* **Description of the task**: All of the material below is to be repeated exactly.

Saved data entries

+===+

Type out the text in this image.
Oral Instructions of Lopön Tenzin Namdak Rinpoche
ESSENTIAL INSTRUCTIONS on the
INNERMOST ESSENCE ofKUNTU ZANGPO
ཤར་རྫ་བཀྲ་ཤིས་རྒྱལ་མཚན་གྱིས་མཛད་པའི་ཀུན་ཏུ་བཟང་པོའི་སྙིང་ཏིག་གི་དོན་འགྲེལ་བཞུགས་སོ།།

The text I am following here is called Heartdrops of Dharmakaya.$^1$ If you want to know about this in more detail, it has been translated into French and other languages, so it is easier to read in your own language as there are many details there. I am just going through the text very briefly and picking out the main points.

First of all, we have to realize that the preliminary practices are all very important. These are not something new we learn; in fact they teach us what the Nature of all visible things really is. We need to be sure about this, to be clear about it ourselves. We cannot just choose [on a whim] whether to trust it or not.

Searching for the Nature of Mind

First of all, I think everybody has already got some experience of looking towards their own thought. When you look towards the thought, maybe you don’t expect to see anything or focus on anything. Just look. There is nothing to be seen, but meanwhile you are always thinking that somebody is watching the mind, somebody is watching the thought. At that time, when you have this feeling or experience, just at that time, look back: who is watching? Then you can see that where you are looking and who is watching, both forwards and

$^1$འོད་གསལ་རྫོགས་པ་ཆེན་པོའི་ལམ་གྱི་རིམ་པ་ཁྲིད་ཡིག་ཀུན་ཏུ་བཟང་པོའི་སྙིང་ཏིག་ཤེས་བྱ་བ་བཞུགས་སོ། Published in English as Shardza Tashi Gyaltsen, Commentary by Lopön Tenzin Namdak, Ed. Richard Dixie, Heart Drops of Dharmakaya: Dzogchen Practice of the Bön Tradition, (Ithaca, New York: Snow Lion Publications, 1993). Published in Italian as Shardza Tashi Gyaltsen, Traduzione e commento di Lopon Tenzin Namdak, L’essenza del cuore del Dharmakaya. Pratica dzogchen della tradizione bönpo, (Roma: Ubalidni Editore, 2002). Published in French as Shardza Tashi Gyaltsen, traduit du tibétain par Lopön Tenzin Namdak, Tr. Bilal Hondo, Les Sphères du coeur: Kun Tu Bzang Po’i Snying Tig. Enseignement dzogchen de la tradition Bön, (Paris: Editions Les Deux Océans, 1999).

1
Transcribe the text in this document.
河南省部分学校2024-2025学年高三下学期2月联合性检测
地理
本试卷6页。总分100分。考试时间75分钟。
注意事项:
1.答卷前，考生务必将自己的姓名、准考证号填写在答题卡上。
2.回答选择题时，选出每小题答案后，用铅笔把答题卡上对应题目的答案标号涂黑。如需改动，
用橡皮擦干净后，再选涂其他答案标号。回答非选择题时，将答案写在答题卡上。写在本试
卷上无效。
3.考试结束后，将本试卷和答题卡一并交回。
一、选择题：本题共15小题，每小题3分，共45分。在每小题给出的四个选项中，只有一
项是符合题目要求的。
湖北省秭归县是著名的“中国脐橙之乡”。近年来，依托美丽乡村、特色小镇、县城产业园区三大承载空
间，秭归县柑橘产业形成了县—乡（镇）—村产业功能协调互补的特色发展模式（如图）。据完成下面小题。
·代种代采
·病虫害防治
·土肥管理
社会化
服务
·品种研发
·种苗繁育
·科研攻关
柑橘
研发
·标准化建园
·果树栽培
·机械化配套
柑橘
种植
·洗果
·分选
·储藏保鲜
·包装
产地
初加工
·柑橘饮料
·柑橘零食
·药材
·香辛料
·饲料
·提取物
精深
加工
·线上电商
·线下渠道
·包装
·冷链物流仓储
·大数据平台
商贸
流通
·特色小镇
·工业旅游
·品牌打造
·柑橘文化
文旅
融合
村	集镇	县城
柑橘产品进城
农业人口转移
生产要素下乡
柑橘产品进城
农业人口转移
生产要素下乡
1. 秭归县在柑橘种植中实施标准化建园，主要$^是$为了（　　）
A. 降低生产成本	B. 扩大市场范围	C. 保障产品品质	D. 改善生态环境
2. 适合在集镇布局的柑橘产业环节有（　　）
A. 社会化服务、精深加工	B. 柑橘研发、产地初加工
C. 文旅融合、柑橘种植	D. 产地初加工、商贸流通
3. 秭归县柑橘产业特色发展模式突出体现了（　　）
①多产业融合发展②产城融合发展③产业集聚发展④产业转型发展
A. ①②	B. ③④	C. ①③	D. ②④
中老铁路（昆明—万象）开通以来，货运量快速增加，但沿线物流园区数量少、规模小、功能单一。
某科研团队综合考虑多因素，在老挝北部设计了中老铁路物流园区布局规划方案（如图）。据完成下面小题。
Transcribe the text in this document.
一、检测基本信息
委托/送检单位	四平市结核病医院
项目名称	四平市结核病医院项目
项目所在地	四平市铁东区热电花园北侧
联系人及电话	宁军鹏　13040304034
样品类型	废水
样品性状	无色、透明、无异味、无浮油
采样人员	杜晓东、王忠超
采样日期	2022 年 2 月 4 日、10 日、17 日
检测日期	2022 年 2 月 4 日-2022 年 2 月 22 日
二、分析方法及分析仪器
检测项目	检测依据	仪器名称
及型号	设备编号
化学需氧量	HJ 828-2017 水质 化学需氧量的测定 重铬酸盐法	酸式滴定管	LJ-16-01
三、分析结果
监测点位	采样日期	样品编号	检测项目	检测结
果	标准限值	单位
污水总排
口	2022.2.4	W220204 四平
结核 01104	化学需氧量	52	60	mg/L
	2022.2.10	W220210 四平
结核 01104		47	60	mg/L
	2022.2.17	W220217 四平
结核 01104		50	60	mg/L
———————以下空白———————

+===+

* **Exercise response**:
Type out the text in this image.
Oral Instructions of Lopön Tenzin Namdak Rinpoche
ESSENTIAL INSTRUCTIONS on the
INNERMOST ESSENCE ofKUNTU ZANGPO
ཤར་རྫ་བཀྲ་ཤིས་རྒྱལ་མཚན་གྱིས་མཛད་པའི་ཀུན་ཏུ་བཟང་པོའི་སྙིང་ཏིག་གི་དོན་འགྲེལ་བཞུགས་སོ།།

The text I am following here is called Heartdrops of Dharmakaya.$^1$ If you want to know about this in more detail, it has been translated into French and other languages, so it is easier to read in your own language as there are many details there. I am just going through the text very briefly and picking out the main points.

First of all, we have to realize that the preliminary practices are all very important. These are not something new we learn; in fact they teach us what the Nature of all visible things really is. We need to be sure about this, to be clear about it ourselves. We cannot just choose [on a whim] whether to trust it or not.

Searching for the Nature of Mind

First of all, I think everybody has already got some experience of looking towards their own thought. When you look towards the thought, maybe you don’t expect to see anything or focus on anything. Just look. There is nothing to be seen, but meanwhile you are always thinking that somebody is watching the mind, somebody is watching the thought. At that time, when you have this feeling or experience, just at that time, look back: who is watching? Then you can see that where you are looking and who is watching, both forwards and

$^1$འོད་གསལ་རྫོགས་པ་ཆེན་པོའི་ལམ་གྱི་རིམ་པ་ཁྲིད་ཡིག་ཀུན་ཏུ་བཟང་པོའི་སྙིང་ཏིག་ཤེས་བྱ་བ་བཞུགས་སོ། Published in English as Shardza Tashi Gyaltsen, Commentary by Lopön Tenzin Namdak, Ed. Richard Dixie, Heart Drops of Dharmakaya: Dzogchen Practice of the Bön Tradition, (Ithaca, New York: Snow Lion Publications, 1993). Published in Italian as Shardza Tashi Gyaltsen, Traduzione e commento di Lopon Tenzin Namdak, L’essenza del cuore del Dharmakaya. Pratica dzogchen della tradizione bönpo, (Roma: Ubalidni Editore, 2002). Published in French as Shardza Tashi Gyaltsen, traduit du tibétain par Lopön Tenzin Namdak, Tr. Bilal Hondo, Les Sphères du coeur: Kun Tu Bzang Po’i Snying Tig. Enseignement dzogchen de la tradition Bön, (Paris: Editions Les Deux Océans, 1999).

1
Transcribe the text in this document.
河南省部分学校2024-2025学年高三下学期2月联合性检测
地理
本试卷6页。总分100分。考试时间75分钟。
注意事项:
1.答卷前，考生务必将自己的姓名、准考证号填写在答题卡上。
2.回答选择题时，选出每小题答案后，用铅笔把答题卡上对应题目的答案标号涂黑。如需改动，
用橡皮擦干净后，再选涂其他答案标号。回答非选择题时，将答案写在答题卡上。写在本试
卷上无效。
3.考试结束后，将本试卷和答题卡一并交回。
一、选择题：本题共15小题，每小题3分，共45分。在每小题给出的四个选项中，只有一
项是符合题目要求的。
湖北省秭归县是著名的“中国脐橙之乡”。近年来，依托美丽乡村、特色小镇、县城产业园区三大承载空
间，秭归县柑橘产业形成了县—乡（镇）—村产业功能协调互补的特色发展模式（如图）。据完成下面小题。
·代种代采
·病虫害防治
·土肥管理
社会化
服务
·品种研发
·种苗繁育
·科研攻关
柑橘
研发
·标准化建园
·果树栽培
·机械化配套
柑橘
种植
·洗果
·分选
·储藏保鲜
·包装
产地
初加工
·柑橘饮料
·柑橘零食
·药材
·香辛料
·饲料
·提取物
精深
加工
·线上电商
·线下渠道
·包装
·冷链物流仓储
·大数据平台
商贸
流通
·特色小镇
·工业旅游
·品牌打造
·柑橘文化
文旅
融合
村	集镇	县城
柑橘产品进城
农业人口转移
生产要素下乡
柑橘产品进城
农业人口转移
生产要素下乡
1. 秭归县在柑橘种植中实施标准化建园，主要$^是$为了（　　）
A. 降低生产成本	B. 扩大市场范围	C. 保障产品品质	D. 改善生态环境
2. 适合在集镇布局的柑橘产业环节有（　　）
A. 社会化服务、精深加工	B. 柑橘研发、产地初加工
C. 文旅融合、柑橘种植	D. 产地初加工、商贸流通
3. 秭归县柑橘产业特色发展模式突出体现了（　　）
①多产业融合发展②产城融合发展③产业集聚发展④产业转型发展
A. ①②	B. ③④	C. ①③	D. ②④
中老铁路（昆明—万象）开通以来，货运量快速增加，但沿线物流园区数量少、规模小、功能单一。
某科研团队综合考虑多因素，在老挝北部设计了中老铁路物流园区布局规划方案（如图）。据完成下面小题。
Transcribe the text in this document.
一、检测基本信息
委托/送检单位	四平市结核病医院
项目名称	四平市结核病医院项目
项目所在地	四平市铁东区热电花园北侧
联系人及电话	宁军鹏　13040304034
样品类型	废水
样品性状	无色、透明、无异味、无浮油
采样人员	杜晓东、王忠超
采样日期	2022 年 2 月 4 日、10 日、17 日
检测日期	2022 年 2 月 4 日-2022 年 2 月 22 日
二、分析方法及分析仪器
检测项目	检测依据	仪器名称
及型号	设备编号
化学需氧量	HJ 828-2017 水质 化学需氧量的测定 重铬酸盐法	酸式滴定管	LJ-16-01
三、分析结果
监测点位	采样日期	样品编号	检测项目	检测结
果	标准限值	单位
污水总排
口	2022.2.4	W220204 四平
结核 01104	化学需氧量	52	60	mg/L
	2022.2.10	W220210 四平
结核 01104		47	60	mg/L
	2022.2.17	W220217 四平
结核 01104		50	60	mg/L
———————以下空白———————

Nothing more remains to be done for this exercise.